THE REQUEST ▸ Leave out the pictures and copy every record exactly.

Source records
+--
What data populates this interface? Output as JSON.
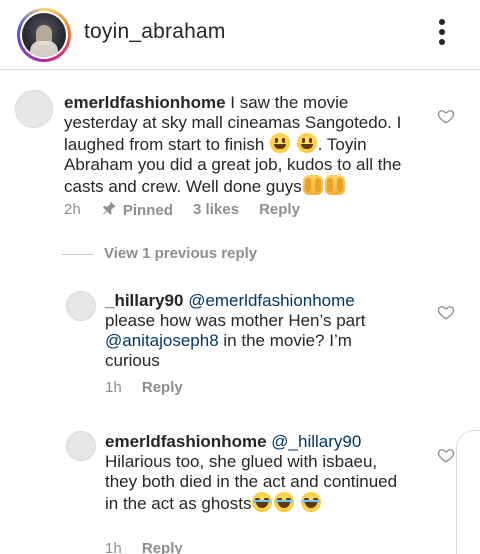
{
  "header": {
    "username": "toyin_abraham",
    "more_icon": "more-vertical-icon"
  },
  "comments": [
    {
      "user": "emerldfashionhome",
      "text_1": " I saw the movie yesterday at sky mall cineamas Sangotedo. I laughed from start to finish ",
      "text_2": ". Toyin Abraham you did a great job, kudos to all the casts and crew. Well done guys",
      "time": "2h",
      "pinned": "Pinned",
      "likes": "3 likes",
      "reply": "Reply"
    },
    {
      "user": "_hillary90",
      "mention_1": "@emerldfashionhome",
      "text_1": "please how was mother Hen’s part ",
      "mention_2": "@anitajoseph8",
      "text_2": " in the movie? I’m curious",
      "time": "1h",
      "reply": "Reply"
    },
    {
      "user": "emerldfashionhome",
      "mention_1": "@_hillary90",
      "text_1": "Hilarious too, she glued with isbaeu, they both died in the act and continued in the act as ghosts",
      "time": "1h",
      "reply": "Reply"
    }
  ],
  "view_previous": "View 1 previous reply",
  "icons": {
    "heart": "heart-outline-icon",
    "pin": "pin-icon",
    "emoji_grin": "grinning-face-icon",
    "emoji_hands": "raising-hands-icon",
    "emoji_laugh": "tears-of-joy-icon"
  },
  "colors": {
    "text": "#262626",
    "meta": "#8e8e8e",
    "mention": "#00376b",
    "divider": "#dbdbdb"
  }
}
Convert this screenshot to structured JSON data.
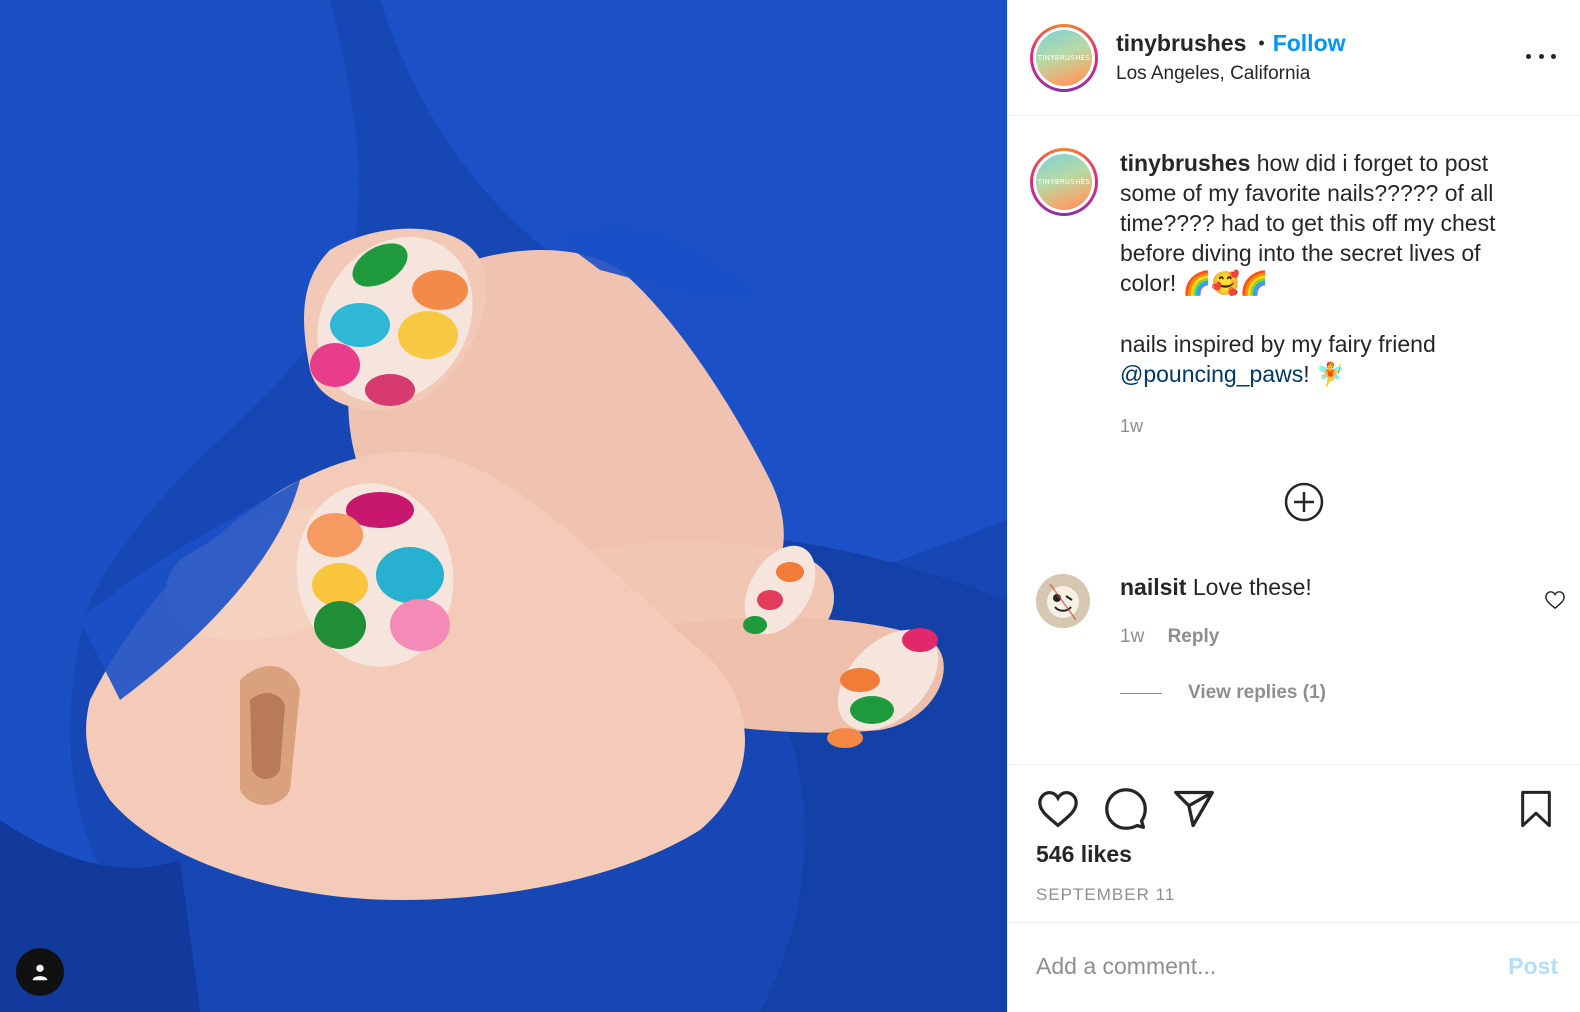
{
  "post": {
    "image": {
      "description_icon": "user-tag-icon"
    },
    "header": {
      "username": "tinybrushes",
      "separator": "•",
      "follow_label": "Follow",
      "location": "Los Angeles, California",
      "avatar_text": "TINYBRUSHES",
      "more_icon": "more-options-icon"
    },
    "caption": {
      "username": "tinybrushes",
      "text_1": "how did i forget to post some of my favorite nails????? of all time???? had to get this off my chest before diving into the secret lives of color!",
      "emojis_1": "🌈🥰🌈",
      "text_2": "nails inspired by my fairy friend",
      "mention": "@pouncing_paws",
      "text_3": "!",
      "emoji_2": "🧚",
      "time": "1w"
    },
    "load_more_icon": "plus-circle-icon",
    "comments": [
      {
        "username": "nailsit",
        "text": "Love these!",
        "time": "1w",
        "reply_label": "Reply",
        "view_replies": "View replies (1)"
      }
    ],
    "actions": {
      "icons": [
        "heart-icon",
        "comment-icon",
        "share-icon",
        "bookmark-icon"
      ]
    },
    "likes": "546 likes",
    "date": "SEPTEMBER 11",
    "add_comment": {
      "placeholder": "Add a comment...",
      "post_label": "Post"
    },
    "colors": {
      "follow": "#0095f6",
      "mention": "#00376b",
      "muted": "#8e8e8e",
      "post_disabled": "#b2dffc",
      "photo_bg": "#1742b3"
    }
  }
}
+--
THE RESULT ▸
What data populates this interface? Output as JSON.
{
  "header": {
    "username": "toyin_abraham",
    "more_icon": "more-vertical-icon"
  },
  "comments": [
    {
      "user": "emerldfashionhome",
      "text_1": " I saw the movie yesterday at sky mall cineamas Sangotedo. I laughed from start to finish ",
      "text_2": ". Toyin Abraham you did a great job, kudos to all the casts and crew. Well done guys",
      "time": "2h",
      "pinned": "Pinned",
      "likes": "3 likes",
      "reply": "Reply"
    },
    {
      "user": "_hillary90",
      "mention_1": "@emerldfashionhome",
      "text_1": "please how was mother Hen’s part ",
      "mention_2": "@anitajoseph8",
      "text_2": " in the movie? I’m curious",
      "time": "1h",
      "reply": "Reply"
    },
    {
      "user": "emerldfashionhome",
      "mention_1": "@_hillary90",
      "text_1": "Hilarious too, she glued with isbaeu, they both died in the act and continued in the act as ghosts",
      "time": "1h",
      "reply": "Reply"
    }
  ],
  "view_previous": "View 1 previous reply",
  "icons": {
    "heart": "heart-outline-icon",
    "pin": "pin-icon",
    "emoji_grin": "grinning-face-icon",
    "emoji_hands": "raising-hands-icon",
    "emoji_laugh": "tears-of-joy-icon"
  },
  "colors": {
    "text": "#262626",
    "meta": "#8e8e8e",
    "mention": "#00376b",
    "divider": "#dbdbdb"
  }
}
Convert this screenshot to structured JSON data.
{
  "post": {
    "image": {
      "description_icon": "user-tag-icon"
    },
    "header": {
      "username": "tinybrushes",
      "separator": "•",
      "follow_label": "Follow",
      "location": "Los Angeles, California",
      "avatar_text": "TINYBRUSHES",
      "more_icon": "more-options-icon"
    },
    "caption": {
      "username": "tinybrushes",
      "text_1": "how did i forget to post some of my favorite nails????? of all time???? had to get this off my chest before diving into the secret lives of color!",
      "emojis_1": "🌈🥰🌈",
      "text_2": "nails inspired by my fairy friend",
      "mention": "@pouncing_paws",
      "text_3": "!",
      "emoji_2": "🧚",
      "time": "1w"
    },
    "load_more_icon": "plus-circle-icon",
    "comments": [
      {
        "username": "nailsit",
        "text": "Love these!",
        "time": "1w",
        "reply_label": "Reply",
        "view_replies": "View replies (1)"
      }
    ],
    "actions": {
      "icons": [
        "heart-icon",
        "comment-icon",
        "share-icon",
        "bookmark-icon"
      ]
    },
    "likes": "546 likes",
    "date": "SEPTEMBER 11",
    "add_comment": {
      "placeholder": "Add a comment...",
      "post_label": "Post"
    },
    "colors": {
      "follow": "#0095f6",
      "mention": "#00376b",
      "muted": "#8e8e8e",
      "post_disabled": "#b2dffc",
      "photo_bg": "#1742b3"
    }
  }
}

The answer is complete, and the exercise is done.